Write out the whole listing again, exactly as given.

_Records shown_
>> begin

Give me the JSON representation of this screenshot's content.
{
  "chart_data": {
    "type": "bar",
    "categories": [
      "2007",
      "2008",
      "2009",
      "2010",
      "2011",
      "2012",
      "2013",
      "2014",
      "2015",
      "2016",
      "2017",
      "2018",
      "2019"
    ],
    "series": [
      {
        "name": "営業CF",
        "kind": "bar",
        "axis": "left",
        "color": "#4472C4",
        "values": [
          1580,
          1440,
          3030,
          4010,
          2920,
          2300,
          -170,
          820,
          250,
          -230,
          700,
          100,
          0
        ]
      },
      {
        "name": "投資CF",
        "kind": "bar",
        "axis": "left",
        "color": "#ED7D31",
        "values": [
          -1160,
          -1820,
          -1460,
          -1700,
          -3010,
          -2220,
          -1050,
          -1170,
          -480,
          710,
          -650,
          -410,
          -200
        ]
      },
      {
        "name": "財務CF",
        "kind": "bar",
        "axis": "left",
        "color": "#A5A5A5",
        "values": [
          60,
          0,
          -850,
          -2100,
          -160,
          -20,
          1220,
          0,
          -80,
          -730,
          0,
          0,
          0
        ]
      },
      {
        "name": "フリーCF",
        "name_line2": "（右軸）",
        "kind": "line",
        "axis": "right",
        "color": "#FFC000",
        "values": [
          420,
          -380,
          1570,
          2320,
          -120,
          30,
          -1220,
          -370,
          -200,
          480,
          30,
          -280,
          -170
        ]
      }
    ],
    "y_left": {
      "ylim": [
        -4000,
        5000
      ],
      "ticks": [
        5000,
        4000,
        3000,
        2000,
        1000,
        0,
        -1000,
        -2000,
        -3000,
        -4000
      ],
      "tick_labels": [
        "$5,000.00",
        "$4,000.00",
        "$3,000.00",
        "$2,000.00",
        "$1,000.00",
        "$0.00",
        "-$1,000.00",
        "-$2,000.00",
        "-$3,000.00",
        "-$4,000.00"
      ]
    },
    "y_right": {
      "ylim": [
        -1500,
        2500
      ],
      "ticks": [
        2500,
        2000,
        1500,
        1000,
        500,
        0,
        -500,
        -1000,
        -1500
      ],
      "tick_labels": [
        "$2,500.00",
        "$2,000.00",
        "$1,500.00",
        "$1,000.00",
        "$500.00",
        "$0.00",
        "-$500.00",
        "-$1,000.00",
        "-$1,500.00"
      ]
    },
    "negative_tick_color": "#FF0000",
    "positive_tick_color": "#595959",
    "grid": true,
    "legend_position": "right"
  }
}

>> end

_Task solution_
Give me the JSON representation of this screenshot's content.
{
  "chart_data": {
    "type": "bar",
    "categories": [
      "2007",
      "2008",
      "2009",
      "2010",
      "2011",
      "2012",
      "2013",
      "2014",
      "2015",
      "2016",
      "2017",
      "2018",
      "2019"
    ],
    "series": [
      {
        "name": "営業CF",
        "kind": "bar",
        "axis": "left",
        "color": "#4472C4",
        "values": [
          1580,
          1440,
          3030,
          4010,
          2920,
          2300,
          -170,
          820,
          250,
          -230,
          700,
          100,
          0
        ]
      },
      {
        "name": "投資CF",
        "kind": "bar",
        "axis": "left",
        "color": "#ED7D31",
        "values": [
          -1160,
          -1820,
          -1460,
          -1700,
          -3010,
          -2220,
          -1050,
          -1170,
          -480,
          710,
          -650,
          -410,
          -200
        ]
      },
      {
        "name": "財務CF",
        "kind": "bar",
        "axis": "left",
        "color": "#A5A5A5",
        "values": [
          60,
          0,
          -850,
          -2100,
          -160,
          -20,
          1220,
          0,
          -80,
          -730,
          0,
          0,
          0
        ]
      },
      {
        "name": "フリーCF",
        "name_line2": "（右軸）",
        "kind": "line",
        "axis": "right",
        "color": "#FFC000",
        "values": [
          420,
          -380,
          1570,
          2320,
          -120,
          30,
          -1220,
          -370,
          -200,
          480,
          30,
          -280,
          -170
        ]
      }
    ],
    "y_left": {
      "ylim": [
        -4000,
        5000
      ],
      "ticks": [
        5000,
        4000,
        3000,
        2000,
        1000,
        0,
        -1000,
        -2000,
        -3000,
        -4000
      ],
      "tick_labels": [
        "$5,000.00",
        "$4,000.00",
        "$3,000.00",
        "$2,000.00",
        "$1,000.00",
        "$0.00",
        "-$1,000.00",
        "-$2,000.00",
        "-$3,000.00",
        "-$4,000.00"
      ]
    },
    "y_right": {
      "ylim": [
        -1500,
        2500
      ],
      "ticks": [
        2500,
        2000,
        1500,
        1000,
        500,
        0,
        -500,
        -1000,
        -1500
      ],
      "tick_labels": [
        "$2,500.00",
        "$2,000.00",
        "$1,500.00",
        "$1,000.00",
        "$500.00",
        "$0.00",
        "-$500.00",
        "-$1,000.00",
        "-$1,500.00"
      ]
    },
    "negative_tick_color": "#FF0000",
    "positive_tick_color": "#595959",
    "grid": true,
    "legend_position": "right"
  }
}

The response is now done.